■ **SET PROBLEM**: Sift the listing for lines that hold the string "name" and pull them out.
---
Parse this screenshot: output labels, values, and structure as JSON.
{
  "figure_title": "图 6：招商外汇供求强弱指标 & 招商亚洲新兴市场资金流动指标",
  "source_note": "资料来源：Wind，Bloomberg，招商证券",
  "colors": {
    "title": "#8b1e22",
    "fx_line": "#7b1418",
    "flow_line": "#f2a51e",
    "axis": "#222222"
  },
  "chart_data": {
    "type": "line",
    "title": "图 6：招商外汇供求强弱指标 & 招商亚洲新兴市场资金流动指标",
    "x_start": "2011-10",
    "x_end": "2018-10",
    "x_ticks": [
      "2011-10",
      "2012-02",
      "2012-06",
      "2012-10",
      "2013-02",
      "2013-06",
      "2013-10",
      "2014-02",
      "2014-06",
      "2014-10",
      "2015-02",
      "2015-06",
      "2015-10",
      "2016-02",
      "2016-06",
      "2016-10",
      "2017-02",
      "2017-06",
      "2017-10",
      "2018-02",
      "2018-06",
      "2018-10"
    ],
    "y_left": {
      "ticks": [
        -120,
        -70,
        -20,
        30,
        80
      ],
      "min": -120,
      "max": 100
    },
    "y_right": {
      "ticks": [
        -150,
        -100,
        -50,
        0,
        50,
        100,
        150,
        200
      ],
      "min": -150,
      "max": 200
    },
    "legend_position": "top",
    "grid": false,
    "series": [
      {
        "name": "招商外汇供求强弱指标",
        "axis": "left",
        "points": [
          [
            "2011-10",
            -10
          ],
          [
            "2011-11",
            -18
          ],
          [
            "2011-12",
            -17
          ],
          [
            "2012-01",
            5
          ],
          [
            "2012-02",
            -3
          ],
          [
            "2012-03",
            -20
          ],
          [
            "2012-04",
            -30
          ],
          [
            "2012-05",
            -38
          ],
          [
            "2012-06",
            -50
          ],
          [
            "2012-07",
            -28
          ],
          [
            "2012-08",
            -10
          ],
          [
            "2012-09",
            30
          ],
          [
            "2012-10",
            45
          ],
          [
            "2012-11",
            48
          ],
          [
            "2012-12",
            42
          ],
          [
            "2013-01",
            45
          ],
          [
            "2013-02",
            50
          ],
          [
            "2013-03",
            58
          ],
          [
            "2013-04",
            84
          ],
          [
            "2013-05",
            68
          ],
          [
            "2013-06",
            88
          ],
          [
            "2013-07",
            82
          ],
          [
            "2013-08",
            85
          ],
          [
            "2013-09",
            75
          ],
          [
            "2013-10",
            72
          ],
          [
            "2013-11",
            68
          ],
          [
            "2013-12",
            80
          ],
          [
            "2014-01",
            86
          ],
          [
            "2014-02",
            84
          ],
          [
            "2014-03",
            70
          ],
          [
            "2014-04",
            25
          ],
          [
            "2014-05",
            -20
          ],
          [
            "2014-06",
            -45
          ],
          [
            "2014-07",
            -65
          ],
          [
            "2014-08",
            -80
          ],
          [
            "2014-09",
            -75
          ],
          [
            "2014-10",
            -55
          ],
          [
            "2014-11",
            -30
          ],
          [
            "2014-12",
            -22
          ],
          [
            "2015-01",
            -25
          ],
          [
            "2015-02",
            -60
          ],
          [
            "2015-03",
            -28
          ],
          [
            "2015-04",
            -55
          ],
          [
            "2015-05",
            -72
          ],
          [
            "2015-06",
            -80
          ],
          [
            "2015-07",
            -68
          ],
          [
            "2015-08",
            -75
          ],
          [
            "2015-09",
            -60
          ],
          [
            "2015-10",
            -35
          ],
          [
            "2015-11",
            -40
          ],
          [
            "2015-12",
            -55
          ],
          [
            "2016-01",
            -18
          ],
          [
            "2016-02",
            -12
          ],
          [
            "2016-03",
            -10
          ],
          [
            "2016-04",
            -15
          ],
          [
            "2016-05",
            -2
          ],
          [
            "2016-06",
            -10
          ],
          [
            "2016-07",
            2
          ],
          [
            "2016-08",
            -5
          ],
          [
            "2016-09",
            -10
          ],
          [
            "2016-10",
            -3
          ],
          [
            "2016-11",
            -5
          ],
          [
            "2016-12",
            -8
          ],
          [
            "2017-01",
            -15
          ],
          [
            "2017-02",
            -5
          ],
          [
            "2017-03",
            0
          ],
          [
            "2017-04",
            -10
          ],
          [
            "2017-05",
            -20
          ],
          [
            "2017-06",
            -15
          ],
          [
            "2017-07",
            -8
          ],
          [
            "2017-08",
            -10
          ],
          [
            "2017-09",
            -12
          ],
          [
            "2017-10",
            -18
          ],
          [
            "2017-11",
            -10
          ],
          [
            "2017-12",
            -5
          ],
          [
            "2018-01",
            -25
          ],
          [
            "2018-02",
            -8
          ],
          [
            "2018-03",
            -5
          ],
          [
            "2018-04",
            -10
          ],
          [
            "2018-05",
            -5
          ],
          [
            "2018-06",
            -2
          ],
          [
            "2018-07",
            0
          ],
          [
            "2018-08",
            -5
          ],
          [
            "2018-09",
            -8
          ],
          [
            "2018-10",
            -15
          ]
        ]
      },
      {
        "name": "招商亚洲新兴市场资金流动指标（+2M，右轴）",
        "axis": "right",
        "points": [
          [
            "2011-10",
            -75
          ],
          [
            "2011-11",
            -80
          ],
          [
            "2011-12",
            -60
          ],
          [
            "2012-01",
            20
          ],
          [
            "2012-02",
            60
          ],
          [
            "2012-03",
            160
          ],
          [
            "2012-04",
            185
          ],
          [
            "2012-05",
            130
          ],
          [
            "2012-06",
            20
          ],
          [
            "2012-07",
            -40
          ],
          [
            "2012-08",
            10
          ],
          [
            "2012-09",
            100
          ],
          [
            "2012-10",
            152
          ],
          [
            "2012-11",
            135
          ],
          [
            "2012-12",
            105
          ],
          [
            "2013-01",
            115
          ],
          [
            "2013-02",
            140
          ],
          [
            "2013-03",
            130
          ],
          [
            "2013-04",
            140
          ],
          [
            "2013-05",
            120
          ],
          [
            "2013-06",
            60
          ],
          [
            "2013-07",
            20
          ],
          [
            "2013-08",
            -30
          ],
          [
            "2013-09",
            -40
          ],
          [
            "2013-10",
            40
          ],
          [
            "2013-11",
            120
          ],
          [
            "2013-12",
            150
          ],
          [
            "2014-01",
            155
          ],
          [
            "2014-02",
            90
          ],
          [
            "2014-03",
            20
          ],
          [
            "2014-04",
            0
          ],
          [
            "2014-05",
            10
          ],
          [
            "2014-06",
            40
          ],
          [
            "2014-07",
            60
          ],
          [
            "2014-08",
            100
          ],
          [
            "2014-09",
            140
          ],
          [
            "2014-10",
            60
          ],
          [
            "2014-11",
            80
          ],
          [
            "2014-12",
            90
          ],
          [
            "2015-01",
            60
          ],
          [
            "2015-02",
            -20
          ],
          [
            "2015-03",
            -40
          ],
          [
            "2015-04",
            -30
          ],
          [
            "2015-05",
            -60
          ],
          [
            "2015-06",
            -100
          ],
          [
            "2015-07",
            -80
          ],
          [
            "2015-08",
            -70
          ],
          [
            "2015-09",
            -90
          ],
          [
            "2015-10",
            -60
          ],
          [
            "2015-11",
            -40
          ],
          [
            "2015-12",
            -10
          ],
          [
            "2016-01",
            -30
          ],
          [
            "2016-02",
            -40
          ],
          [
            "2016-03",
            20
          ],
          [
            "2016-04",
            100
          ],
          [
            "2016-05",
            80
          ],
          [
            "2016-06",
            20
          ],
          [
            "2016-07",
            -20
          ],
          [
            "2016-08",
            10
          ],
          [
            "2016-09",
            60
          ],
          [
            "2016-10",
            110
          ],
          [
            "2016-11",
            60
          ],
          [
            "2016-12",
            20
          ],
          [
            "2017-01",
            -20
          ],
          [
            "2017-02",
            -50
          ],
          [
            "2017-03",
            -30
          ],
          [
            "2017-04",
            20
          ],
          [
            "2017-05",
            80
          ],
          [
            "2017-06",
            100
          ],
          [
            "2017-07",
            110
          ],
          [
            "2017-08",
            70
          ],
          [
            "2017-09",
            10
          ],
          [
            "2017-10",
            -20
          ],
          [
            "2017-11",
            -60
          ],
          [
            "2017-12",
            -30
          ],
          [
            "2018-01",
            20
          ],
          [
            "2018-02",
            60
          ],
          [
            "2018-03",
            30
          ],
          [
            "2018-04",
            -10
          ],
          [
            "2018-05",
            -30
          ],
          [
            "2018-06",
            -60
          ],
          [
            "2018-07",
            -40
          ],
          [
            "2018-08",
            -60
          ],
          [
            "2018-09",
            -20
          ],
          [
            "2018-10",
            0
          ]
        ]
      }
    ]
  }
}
---
■ **COMPLETE ANSWER**:
        "name": "招商外汇供求强弱指标",
        "name": "招商亚洲新兴市场资金流动指标（+2M，右轴）",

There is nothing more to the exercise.